[Stored entries]
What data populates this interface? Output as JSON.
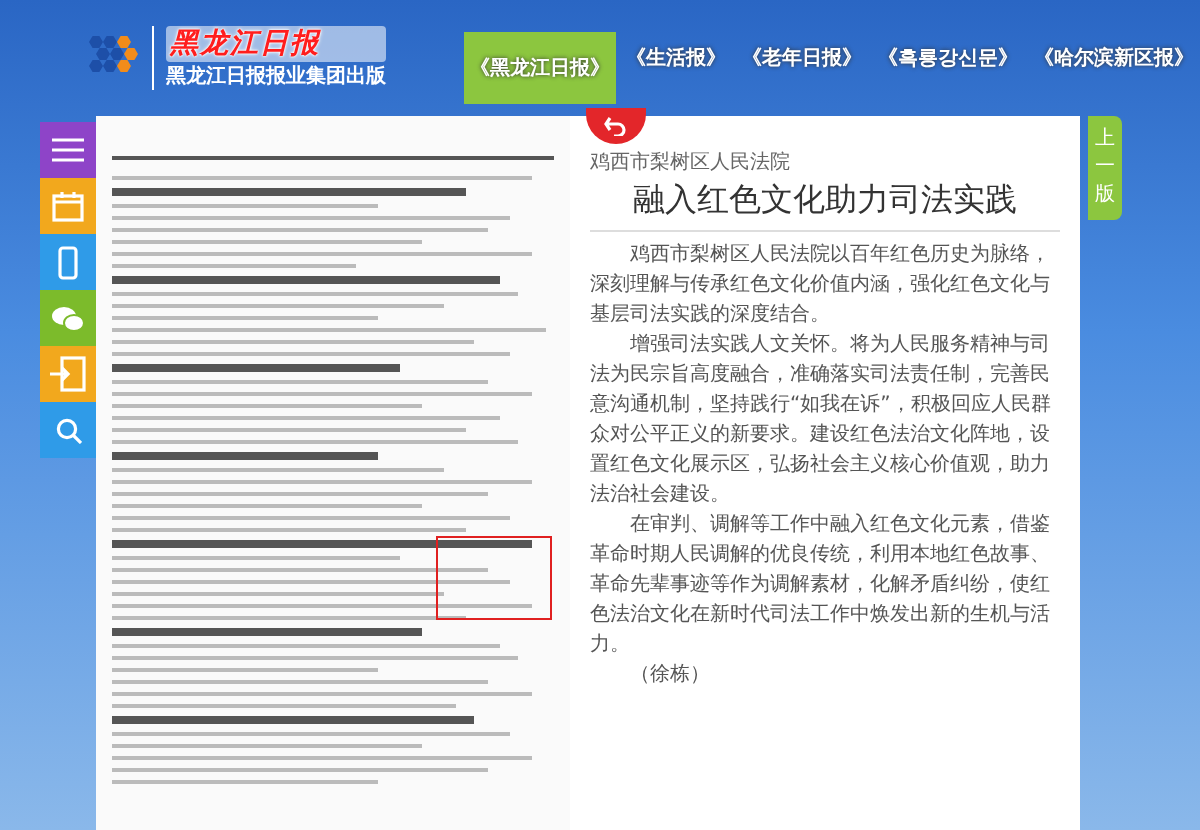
{
  "header": {
    "logo_title": "黑龙江日报",
    "logo_subtitle": "黑龙江日报报业集团出版"
  },
  "tabs": [
    {
      "label": "《黑龙江日报》",
      "selected": true
    },
    {
      "label": "《生活报》",
      "selected": false
    },
    {
      "label": "《老年日报》",
      "selected": false
    },
    {
      "label": "《흑룡강신문》",
      "selected": false
    },
    {
      "label": "《哈尔滨新区报》",
      "selected": false
    }
  ],
  "sidebar": {
    "items": [
      {
        "kind": "menu",
        "color": "#8e44c8"
      },
      {
        "kind": "calendar",
        "color": "#f2a81d"
      },
      {
        "kind": "phone",
        "color": "#2f9be8"
      },
      {
        "kind": "wechat",
        "color": "#7cbb2b"
      },
      {
        "kind": "issues",
        "color": "#f2a81d"
      },
      {
        "kind": "search",
        "color": "#2f9be8"
      }
    ]
  },
  "article": {
    "source": "鸡西市梨树区人民法院",
    "title": "融入红色文化助力司法实践",
    "paragraphs": [
      "鸡西市梨树区人民法院以百年红色历史为脉络，深刻理解与传承红色文化价值内涵，强化红色文化与基层司法实践的深度结合。",
      "增强司法实践人文关怀。将为人民服务精神与司法为民宗旨高度融合，准确落实司法责任制，完善民意沟通机制，坚持践行“如我在诉”，积极回应人民群众对公平正义的新要求。建设红色法治文化阵地，设置红色文化展示区，弘扬社会主义核心价值观，助力法治社会建设。",
      "在审判、调解等工作中融入红色文化元素，借鉴革命时期人民调解的优良传统，利用本地红色故事、革命先辈事迹等作为调解素材，化解矛盾纠纷，使红色法治文化在新时代司法工作中焕发出新的生机与活力。"
    ],
    "author": "（徐栋）"
  },
  "page_nav": {
    "previous": "上一版"
  }
}
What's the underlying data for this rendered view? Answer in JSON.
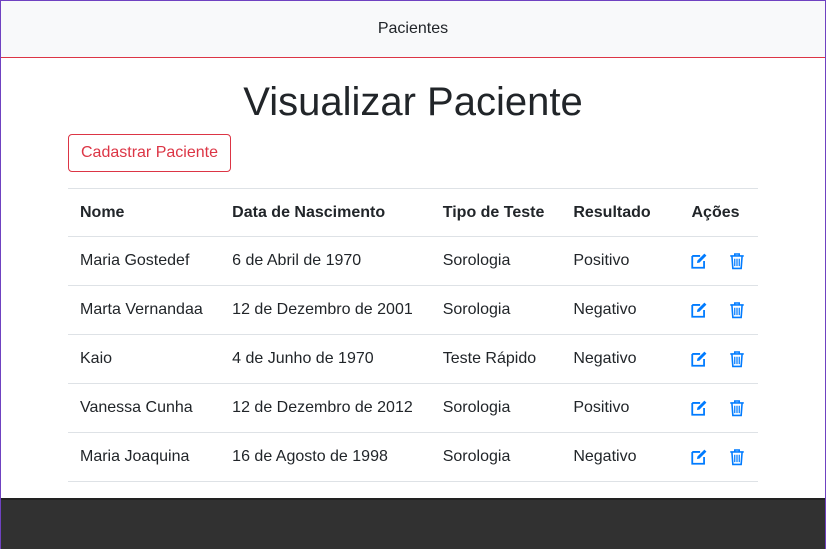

**Problem statement:** Reproduce every line of the material precisely, omitting its pictures.

**Result of this exercise:**
What data populates this interface? Output as JSON.
{
  "header": {
    "logo_title": "黑龙江日报",
    "logo_subtitle": "黑龙江日报报业集团出版"
  },
  "tabs": [
    {
      "label": "《黑龙江日报》",
      "selected": true
    },
    {
      "label": "《生活报》",
      "selected": false
    },
    {
      "label": "《老年日报》",
      "selected": false
    },
    {
      "label": "《흑룡강신문》",
      "selected": false
    },
    {
      "label": "《哈尔滨新区报》",
      "selected": false
    }
  ],
  "sidebar": {
    "items": [
      {
        "kind": "menu",
        "color": "#8e44c8"
      },
      {
        "kind": "calendar",
        "color": "#f2a81d"
      },
      {
        "kind": "phone",
        "color": "#2f9be8"
      },
      {
        "kind": "wechat",
        "color": "#7cbb2b"
      },
      {
        "kind": "issues",
        "color": "#f2a81d"
      },
      {
        "kind": "search",
        "color": "#2f9be8"
      }
    ]
  },
  "article": {
    "source": "鸡西市梨树区人民法院",
    "title": "融入红色文化助力司法实践",
    "paragraphs": [
      "鸡西市梨树区人民法院以百年红色历史为脉络，深刻理解与传承红色文化价值内涵，强化红色文化与基层司法实践的深度结合。",
      "增强司法实践人文关怀。将为人民服务精神与司法为民宗旨高度融合，准确落实司法责任制，完善民意沟通机制，坚持践行“如我在诉”，积极回应人民群众对公平正义的新要求。建设红色法治文化阵地，设置红色文化展示区，弘扬社会主义核心价值观，助力法治社会建设。",
      "在审判、调解等工作中融入红色文化元素，借鉴革命时期人民调解的优良传统，利用本地红色故事、革命先辈事迹等作为调解素材，化解矛盾纠纷，使红色法治文化在新时代司法工作中焕发出新的生机与活力。"
    ],
    "author": "（徐栋）"
  },
  "page_nav": {
    "previous": "上一版"
  }
}
What's the underlying data for this rendered view? Answer in JSON.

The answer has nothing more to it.